INSTRUCTIONS TO FOLLOW> What follows is a block of records; reproduce all of it verbatim.

SOURCE MATERIAL>
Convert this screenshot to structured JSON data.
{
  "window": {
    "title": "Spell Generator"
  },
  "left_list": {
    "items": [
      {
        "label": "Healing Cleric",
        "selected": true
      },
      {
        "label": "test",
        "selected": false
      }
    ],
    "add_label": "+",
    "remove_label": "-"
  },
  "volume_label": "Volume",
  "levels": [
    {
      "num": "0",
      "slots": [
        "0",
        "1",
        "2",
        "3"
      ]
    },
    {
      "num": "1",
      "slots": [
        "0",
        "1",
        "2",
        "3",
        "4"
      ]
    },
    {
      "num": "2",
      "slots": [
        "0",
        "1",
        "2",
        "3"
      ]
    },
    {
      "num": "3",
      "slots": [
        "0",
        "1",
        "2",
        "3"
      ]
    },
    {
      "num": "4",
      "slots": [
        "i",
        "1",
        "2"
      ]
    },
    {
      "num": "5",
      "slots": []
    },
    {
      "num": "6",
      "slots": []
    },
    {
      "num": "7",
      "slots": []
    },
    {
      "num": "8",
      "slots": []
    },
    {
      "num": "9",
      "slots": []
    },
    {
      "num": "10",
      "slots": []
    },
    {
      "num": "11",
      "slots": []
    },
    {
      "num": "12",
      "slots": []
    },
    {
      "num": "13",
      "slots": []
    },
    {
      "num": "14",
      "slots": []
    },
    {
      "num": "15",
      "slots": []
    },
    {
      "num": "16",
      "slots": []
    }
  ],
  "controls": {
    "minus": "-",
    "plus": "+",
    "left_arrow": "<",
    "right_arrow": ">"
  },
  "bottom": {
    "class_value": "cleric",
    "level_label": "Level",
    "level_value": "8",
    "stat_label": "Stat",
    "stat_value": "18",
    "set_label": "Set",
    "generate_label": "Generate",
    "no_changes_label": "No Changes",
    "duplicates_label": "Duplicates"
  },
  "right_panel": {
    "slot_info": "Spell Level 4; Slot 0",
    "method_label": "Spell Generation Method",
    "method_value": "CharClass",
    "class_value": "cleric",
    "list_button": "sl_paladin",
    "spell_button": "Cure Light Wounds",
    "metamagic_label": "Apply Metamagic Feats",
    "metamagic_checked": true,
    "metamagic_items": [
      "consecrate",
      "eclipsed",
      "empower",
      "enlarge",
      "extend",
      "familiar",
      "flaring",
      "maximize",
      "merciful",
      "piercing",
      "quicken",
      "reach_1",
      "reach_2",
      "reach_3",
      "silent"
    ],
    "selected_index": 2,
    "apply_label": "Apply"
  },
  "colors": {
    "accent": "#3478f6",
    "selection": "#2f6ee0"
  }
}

THE REPLY>
Convert this screenshot to structured JSON data.
{
  "window": {
    "title": "Spell Generator"
  },
  "left_list": {
    "items": [
      {
        "label": "Healing Cleric",
        "selected": true
      },
      {
        "label": "test",
        "selected": false
      }
    ],
    "add_label": "+",
    "remove_label": "-"
  },
  "volume_label": "Volume",
  "levels": [
    {
      "num": "0",
      "slots": [
        "0",
        "1",
        "2",
        "3"
      ]
    },
    {
      "num": "1",
      "slots": [
        "0",
        "1",
        "2",
        "3",
        "4"
      ]
    },
    {
      "num": "2",
      "slots": [
        "0",
        "1",
        "2",
        "3"
      ]
    },
    {
      "num": "3",
      "slots": [
        "0",
        "1",
        "2",
        "3"
      ]
    },
    {
      "num": "4",
      "slots": [
        "i",
        "1",
        "2"
      ]
    },
    {
      "num": "5",
      "slots": []
    },
    {
      "num": "6",
      "slots": []
    },
    {
      "num": "7",
      "slots": []
    },
    {
      "num": "8",
      "slots": []
    },
    {
      "num": "9",
      "slots": []
    },
    {
      "num": "10",
      "slots": []
    },
    {
      "num": "11",
      "slots": []
    },
    {
      "num": "12",
      "slots": []
    },
    {
      "num": "13",
      "slots": []
    },
    {
      "num": "14",
      "slots": []
    },
    {
      "num": "15",
      "slots": []
    },
    {
      "num": "16",
      "slots": []
    }
  ],
  "controls": {
    "minus": "-",
    "plus": "+",
    "left_arrow": "<",
    "right_arrow": ">"
  },
  "bottom": {
    "class_value": "cleric",
    "level_label": "Level",
    "level_value": "8",
    "stat_label": "Stat",
    "stat_value": "18",
    "set_label": "Set",
    "generate_label": "Generate",
    "no_changes_label": "No Changes",
    "duplicates_label": "Duplicates"
  },
  "right_panel": {
    "slot_info": "Spell Level 4; Slot 0",
    "method_label": "Spell Generation Method",
    "method_value": "CharClass",
    "class_value": "cleric",
    "list_button": "sl_paladin",
    "spell_button": "Cure Light Wounds",
    "metamagic_label": "Apply Metamagic Feats",
    "metamagic_checked": true,
    "metamagic_items": [
      "consecrate",
      "eclipsed",
      "empower",
      "enlarge",
      "extend",
      "familiar",
      "flaring",
      "maximize",
      "merciful",
      "piercing",
      "quicken",
      "reach_1",
      "reach_2",
      "reach_3",
      "silent"
    ],
    "selected_index": 2,
    "apply_label": "Apply"
  },
  "colors": {
    "accent": "#3478f6",
    "selection": "#2f6ee0"
  }
}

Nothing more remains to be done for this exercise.